▸ TASK ITEM
Among the entries that follow, find every line with the word "Genesis" and copy it.

(Source data)
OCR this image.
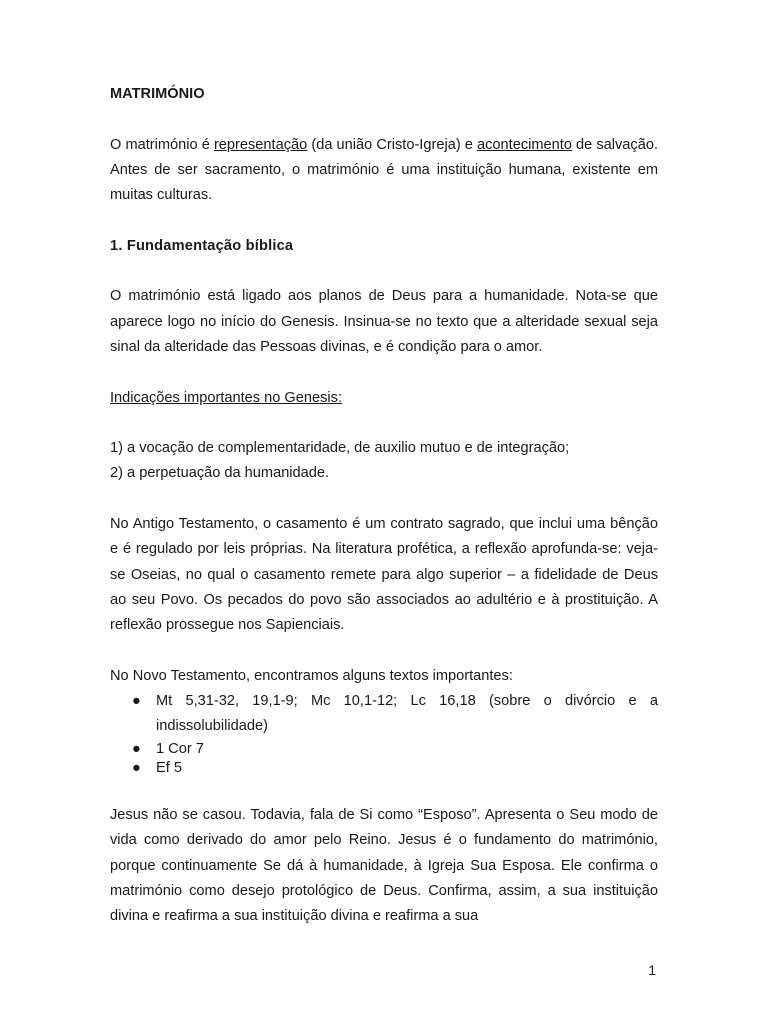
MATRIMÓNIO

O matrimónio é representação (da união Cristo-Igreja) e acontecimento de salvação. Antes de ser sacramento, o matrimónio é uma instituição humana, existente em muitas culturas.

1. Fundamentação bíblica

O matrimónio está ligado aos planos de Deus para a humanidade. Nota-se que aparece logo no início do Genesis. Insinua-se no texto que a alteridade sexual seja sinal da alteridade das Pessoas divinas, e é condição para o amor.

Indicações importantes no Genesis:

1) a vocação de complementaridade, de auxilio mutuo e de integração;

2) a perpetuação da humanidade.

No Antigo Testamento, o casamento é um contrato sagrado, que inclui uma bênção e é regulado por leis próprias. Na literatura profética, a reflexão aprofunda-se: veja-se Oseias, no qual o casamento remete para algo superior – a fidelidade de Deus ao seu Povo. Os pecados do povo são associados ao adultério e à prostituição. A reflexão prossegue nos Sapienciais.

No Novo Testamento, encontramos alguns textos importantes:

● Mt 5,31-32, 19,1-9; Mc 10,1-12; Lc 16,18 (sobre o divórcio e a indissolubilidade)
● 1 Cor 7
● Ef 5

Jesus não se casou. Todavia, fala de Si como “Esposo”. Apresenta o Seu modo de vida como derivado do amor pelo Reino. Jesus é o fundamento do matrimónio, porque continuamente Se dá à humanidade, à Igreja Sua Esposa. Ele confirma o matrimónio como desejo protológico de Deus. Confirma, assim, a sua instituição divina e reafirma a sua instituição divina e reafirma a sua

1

▸ ANSWER TO THIS PROBLEM
O matrimónio está ligado aos planos de Deus para a humanidade. Nota-se que aparece logo no início do Genesis. Insinua-se no texto que a alteridade sexual seja sinal da alteridade das Pessoas divinas, e é condição para o amor.
Indicações importantes no Genesis:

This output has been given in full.